▸ **Task**:
Images excluded, repeat each entry below exactly.

[Part of a data file]
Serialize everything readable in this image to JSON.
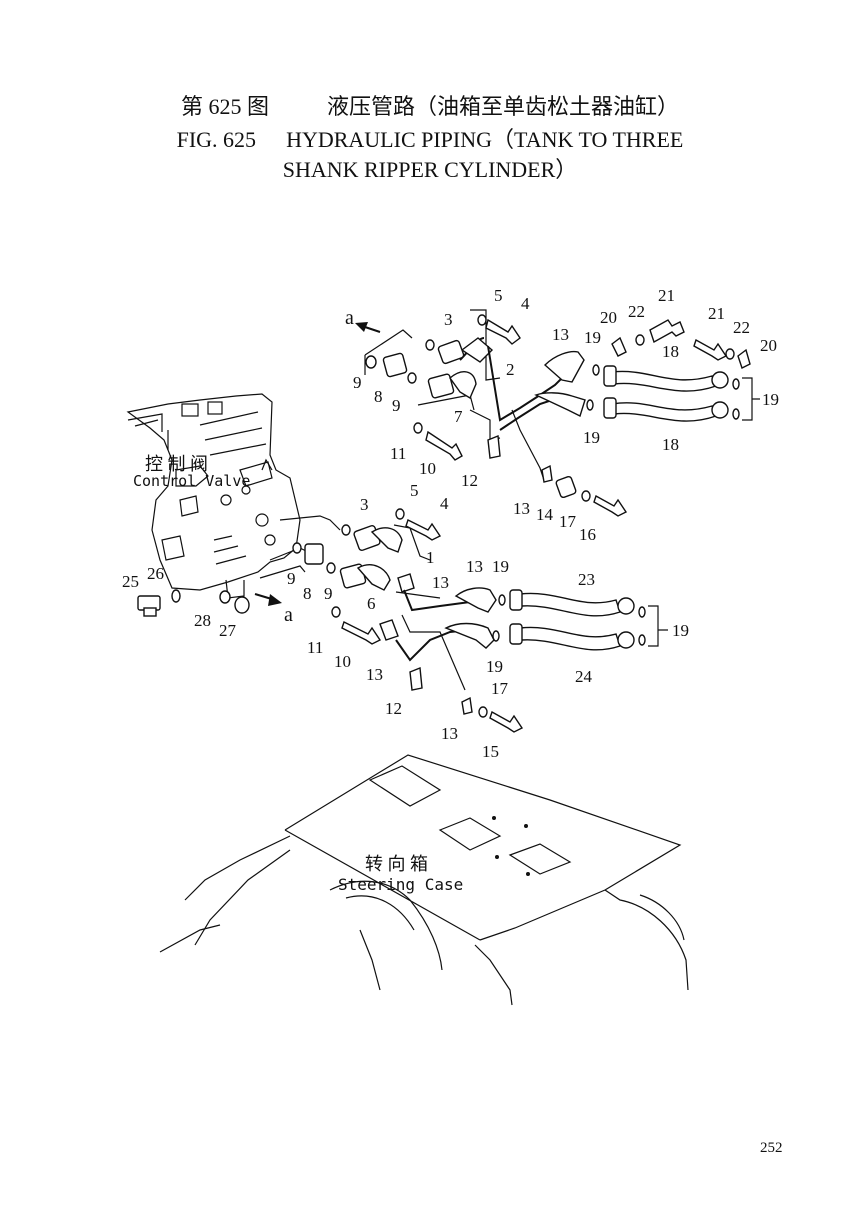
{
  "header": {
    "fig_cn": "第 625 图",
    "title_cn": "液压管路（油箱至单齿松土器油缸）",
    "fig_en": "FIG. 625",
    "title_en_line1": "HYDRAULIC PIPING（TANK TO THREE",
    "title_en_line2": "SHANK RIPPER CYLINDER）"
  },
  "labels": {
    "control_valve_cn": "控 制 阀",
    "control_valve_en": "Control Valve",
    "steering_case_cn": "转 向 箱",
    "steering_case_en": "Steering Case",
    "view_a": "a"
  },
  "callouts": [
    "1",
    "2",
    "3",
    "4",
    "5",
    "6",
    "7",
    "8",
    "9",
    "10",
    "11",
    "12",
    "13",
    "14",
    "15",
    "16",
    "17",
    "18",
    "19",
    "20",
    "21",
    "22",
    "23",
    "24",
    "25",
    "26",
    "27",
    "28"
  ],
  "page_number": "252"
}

▸ **Solution for this problem**:
Serialize everything readable in this image to JSON.
{
  "header": {
    "fig_cn": "第 625 图",
    "title_cn": "液压管路（油箱至单齿松土器油缸）",
    "fig_en": "FIG. 625",
    "title_en_line1": "HYDRAULIC PIPING（TANK TO THREE",
    "title_en_line2": "SHANK RIPPER CYLINDER）"
  },
  "labels": {
    "control_valve_cn": "控 制 阀",
    "control_valve_en": "Control Valve",
    "steering_case_cn": "转 向 箱",
    "steering_case_en": "Steering Case",
    "view_a": "a"
  },
  "callouts": [
    "1",
    "2",
    "3",
    "4",
    "5",
    "6",
    "7",
    "8",
    "9",
    "10",
    "11",
    "12",
    "13",
    "14",
    "15",
    "16",
    "17",
    "18",
    "19",
    "20",
    "21",
    "22",
    "23",
    "24",
    "25",
    "26",
    "27",
    "28"
  ],
  "page_number": "252"
}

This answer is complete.